- [Data records]
====

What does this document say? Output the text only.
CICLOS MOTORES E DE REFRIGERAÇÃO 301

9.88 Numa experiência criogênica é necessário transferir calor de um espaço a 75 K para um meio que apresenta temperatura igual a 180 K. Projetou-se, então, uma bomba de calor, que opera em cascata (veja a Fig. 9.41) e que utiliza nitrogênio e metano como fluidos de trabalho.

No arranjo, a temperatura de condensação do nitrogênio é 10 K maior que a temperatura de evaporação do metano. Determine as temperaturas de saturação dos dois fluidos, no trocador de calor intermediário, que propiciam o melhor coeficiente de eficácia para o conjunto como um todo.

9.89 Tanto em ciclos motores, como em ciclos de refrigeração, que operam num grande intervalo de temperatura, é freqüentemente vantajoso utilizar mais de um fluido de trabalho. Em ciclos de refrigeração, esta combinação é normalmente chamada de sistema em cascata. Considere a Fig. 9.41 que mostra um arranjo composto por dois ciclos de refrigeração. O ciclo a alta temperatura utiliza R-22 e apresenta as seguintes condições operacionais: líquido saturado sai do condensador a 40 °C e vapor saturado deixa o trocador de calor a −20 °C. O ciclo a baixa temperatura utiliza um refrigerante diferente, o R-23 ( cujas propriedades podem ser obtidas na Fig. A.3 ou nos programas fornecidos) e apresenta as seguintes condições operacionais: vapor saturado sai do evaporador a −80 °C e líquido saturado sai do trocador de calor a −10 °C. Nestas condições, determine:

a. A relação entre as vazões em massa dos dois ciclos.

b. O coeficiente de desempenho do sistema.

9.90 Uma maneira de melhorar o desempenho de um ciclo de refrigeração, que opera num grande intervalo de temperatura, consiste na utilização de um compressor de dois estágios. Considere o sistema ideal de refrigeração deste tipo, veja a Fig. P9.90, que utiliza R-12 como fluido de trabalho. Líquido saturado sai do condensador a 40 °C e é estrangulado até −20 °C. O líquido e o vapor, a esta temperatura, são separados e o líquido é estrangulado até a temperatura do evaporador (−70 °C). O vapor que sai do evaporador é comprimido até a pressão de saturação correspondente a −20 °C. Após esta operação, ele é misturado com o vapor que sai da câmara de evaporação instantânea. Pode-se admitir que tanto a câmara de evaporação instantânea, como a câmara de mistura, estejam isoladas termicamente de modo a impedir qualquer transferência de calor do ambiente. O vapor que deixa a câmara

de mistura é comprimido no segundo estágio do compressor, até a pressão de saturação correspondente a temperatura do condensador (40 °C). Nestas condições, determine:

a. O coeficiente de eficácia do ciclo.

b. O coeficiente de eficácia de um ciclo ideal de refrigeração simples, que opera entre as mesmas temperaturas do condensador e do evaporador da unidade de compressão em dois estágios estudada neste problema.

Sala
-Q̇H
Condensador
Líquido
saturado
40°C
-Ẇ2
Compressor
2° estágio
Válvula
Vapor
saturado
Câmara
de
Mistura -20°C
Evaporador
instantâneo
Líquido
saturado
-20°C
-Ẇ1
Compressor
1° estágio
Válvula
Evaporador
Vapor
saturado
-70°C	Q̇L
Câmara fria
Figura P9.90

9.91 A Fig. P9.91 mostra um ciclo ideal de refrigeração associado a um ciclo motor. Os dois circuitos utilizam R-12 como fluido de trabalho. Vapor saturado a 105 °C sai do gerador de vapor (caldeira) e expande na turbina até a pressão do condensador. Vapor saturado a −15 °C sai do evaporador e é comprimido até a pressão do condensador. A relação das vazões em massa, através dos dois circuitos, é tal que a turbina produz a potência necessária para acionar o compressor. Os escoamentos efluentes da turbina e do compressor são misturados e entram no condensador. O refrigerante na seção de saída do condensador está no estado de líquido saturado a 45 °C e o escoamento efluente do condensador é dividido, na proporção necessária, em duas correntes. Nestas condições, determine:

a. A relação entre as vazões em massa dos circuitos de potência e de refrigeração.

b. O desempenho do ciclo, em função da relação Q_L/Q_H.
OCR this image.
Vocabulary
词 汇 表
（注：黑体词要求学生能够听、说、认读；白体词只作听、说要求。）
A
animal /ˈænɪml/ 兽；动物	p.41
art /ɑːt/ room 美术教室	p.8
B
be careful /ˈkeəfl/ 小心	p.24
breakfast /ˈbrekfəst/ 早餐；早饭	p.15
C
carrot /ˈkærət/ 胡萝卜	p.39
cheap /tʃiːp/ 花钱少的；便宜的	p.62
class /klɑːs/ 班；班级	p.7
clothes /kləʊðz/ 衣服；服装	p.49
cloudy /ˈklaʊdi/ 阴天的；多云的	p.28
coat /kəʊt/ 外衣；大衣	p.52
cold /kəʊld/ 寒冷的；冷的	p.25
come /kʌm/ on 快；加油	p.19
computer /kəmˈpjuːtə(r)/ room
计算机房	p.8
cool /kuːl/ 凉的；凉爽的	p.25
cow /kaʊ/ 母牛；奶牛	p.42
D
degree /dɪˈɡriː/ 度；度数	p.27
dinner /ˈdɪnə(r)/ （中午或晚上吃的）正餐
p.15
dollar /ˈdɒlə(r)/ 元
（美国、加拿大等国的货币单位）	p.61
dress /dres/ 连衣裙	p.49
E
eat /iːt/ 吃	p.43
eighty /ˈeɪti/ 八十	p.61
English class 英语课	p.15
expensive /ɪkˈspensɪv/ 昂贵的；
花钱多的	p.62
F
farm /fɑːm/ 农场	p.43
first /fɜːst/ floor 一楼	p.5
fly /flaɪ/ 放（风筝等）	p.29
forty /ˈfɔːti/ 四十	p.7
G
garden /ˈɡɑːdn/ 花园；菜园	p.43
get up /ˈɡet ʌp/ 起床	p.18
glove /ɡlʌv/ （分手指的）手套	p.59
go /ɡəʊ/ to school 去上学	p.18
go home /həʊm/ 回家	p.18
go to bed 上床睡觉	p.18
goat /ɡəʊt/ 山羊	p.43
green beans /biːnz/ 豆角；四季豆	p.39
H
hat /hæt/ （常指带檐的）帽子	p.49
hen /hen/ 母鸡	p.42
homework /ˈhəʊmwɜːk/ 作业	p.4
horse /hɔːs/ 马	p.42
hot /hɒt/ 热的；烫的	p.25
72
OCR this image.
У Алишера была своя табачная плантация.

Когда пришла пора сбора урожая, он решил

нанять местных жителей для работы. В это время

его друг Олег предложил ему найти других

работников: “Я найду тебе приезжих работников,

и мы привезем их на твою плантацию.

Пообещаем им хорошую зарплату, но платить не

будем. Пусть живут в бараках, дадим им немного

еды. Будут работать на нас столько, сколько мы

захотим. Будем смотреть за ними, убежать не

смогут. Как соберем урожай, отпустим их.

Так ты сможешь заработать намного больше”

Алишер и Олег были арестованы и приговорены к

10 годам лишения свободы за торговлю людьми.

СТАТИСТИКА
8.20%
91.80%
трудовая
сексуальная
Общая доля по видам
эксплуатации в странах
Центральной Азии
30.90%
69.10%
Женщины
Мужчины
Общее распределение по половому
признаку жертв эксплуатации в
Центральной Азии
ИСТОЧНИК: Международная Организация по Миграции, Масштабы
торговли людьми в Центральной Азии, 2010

====

- [Problem requirements] All lines that include "room" are to be gathered and copied.

- [Answer to this exercise]
art /ɑːt/ room 美术教室	p.8
computer /kəmˈpjuːtə(r)/ room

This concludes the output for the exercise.